## [Records for the task]
** BEGIN **

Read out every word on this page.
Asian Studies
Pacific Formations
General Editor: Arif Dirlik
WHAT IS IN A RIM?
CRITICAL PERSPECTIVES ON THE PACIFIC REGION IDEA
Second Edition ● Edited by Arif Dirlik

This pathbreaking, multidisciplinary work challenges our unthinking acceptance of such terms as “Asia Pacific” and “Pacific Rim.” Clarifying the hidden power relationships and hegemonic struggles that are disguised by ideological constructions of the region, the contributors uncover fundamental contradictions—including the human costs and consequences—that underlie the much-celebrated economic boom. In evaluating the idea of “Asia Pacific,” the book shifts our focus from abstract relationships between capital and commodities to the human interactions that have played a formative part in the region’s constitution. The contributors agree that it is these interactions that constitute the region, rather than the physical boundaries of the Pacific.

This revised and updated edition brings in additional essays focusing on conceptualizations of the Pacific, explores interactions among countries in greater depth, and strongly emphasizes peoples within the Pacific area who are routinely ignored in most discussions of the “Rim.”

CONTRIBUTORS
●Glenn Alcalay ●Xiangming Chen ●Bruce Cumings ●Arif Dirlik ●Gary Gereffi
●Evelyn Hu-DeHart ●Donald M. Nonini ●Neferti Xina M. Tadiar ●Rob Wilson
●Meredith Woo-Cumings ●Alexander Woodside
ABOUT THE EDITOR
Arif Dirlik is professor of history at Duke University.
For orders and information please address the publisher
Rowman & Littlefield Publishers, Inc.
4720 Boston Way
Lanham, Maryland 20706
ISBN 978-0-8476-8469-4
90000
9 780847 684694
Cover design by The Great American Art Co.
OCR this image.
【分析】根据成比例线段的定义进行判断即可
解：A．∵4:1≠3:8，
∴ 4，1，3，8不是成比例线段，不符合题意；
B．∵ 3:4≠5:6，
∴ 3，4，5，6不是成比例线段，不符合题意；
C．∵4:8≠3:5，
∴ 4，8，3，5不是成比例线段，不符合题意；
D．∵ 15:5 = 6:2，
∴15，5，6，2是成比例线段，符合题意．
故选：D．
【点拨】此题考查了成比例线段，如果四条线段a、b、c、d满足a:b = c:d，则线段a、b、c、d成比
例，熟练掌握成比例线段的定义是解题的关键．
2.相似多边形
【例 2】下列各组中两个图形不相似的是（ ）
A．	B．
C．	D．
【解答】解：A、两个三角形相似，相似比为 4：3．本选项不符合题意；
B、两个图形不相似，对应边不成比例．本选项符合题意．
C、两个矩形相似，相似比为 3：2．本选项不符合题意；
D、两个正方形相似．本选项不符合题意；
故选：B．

** END **

## [What to work on]
Write out once more the lines above beginning at the line with "OCR this image."; continue through the final line and stop there.

## [Result of the exercise]
OCR this image.
【分析】根据成比例线段的定义进行判断即可
解：A．∵4:1≠3:8，
∴ 4，1，3，8不是成比例线段，不符合题意；
B．∵ 3:4≠5:6，
∴ 3，4，5，6不是成比例线段，不符合题意；
C．∵4:8≠3:5，
∴ 4，8，3，5不是成比例线段，不符合题意；
D．∵ 15:5 = 6:2，
∴15，5，6，2是成比例线段，符合题意．
故选：D．
【点拨】此题考查了成比例线段，如果四条线段a、b、c、d满足a:b = c:d，则线段a、b、c、d成比
例，熟练掌握成比例线段的定义是解题的关键．
2.相似多边形
【例 2】下列各组中两个图形不相似的是（ ）
A．	B．
C．	D．
【解答】解：A、两个三角形相似，相似比为 4：3．本选项不符合题意；
B、两个图形不相似，对应边不成比例．本选项符合题意．
C、两个矩形相似，相似比为 3：2．本选项不符合题意；
D、两个正方形相似．本选项不符合题意；
故选：B．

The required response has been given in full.